*REQUIREMENTS*: Only lines holding the word "name" should be copied from the material.
-- SUPPLIED DATA start --
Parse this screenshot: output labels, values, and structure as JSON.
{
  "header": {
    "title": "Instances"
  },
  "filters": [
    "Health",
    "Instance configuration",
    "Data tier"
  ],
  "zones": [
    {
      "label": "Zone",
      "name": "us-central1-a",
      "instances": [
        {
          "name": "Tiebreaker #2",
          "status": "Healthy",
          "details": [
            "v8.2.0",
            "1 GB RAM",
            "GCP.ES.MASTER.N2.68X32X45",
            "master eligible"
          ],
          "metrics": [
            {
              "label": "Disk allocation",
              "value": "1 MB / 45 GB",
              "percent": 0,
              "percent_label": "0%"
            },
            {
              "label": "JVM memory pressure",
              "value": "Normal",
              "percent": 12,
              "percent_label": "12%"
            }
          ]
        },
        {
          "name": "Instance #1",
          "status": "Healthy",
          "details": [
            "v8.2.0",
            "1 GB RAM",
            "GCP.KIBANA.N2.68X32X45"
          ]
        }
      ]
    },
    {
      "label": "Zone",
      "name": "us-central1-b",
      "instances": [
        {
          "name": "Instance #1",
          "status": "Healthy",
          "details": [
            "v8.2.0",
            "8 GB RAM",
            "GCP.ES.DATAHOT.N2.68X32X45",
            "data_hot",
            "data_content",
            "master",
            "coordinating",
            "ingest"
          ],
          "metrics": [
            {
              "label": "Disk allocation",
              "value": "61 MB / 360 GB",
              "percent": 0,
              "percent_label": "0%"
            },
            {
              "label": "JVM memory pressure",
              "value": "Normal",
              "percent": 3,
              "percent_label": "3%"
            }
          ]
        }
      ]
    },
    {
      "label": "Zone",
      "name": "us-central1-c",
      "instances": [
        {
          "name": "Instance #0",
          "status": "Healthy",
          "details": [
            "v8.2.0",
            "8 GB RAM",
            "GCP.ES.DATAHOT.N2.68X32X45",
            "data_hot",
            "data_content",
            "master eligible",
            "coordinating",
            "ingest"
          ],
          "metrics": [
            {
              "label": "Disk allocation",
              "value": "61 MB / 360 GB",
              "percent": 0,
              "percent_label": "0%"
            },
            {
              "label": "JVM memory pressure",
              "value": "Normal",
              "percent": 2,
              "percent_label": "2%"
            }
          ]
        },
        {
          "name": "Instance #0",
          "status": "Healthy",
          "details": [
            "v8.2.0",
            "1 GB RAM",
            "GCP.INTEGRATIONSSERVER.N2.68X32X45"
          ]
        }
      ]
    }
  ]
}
-- SUPPLIED DATA end --
*SOLVED PROBLEM*:
      "name": "us-central1-a",
          "name": "Tiebreaker #2",
          "name": "Instance #1",
      "name": "us-central1-b",
          "name": "Instance #1",
      "name": "us-central1-c",
          "name": "Instance #0",
          "name": "Instance #0",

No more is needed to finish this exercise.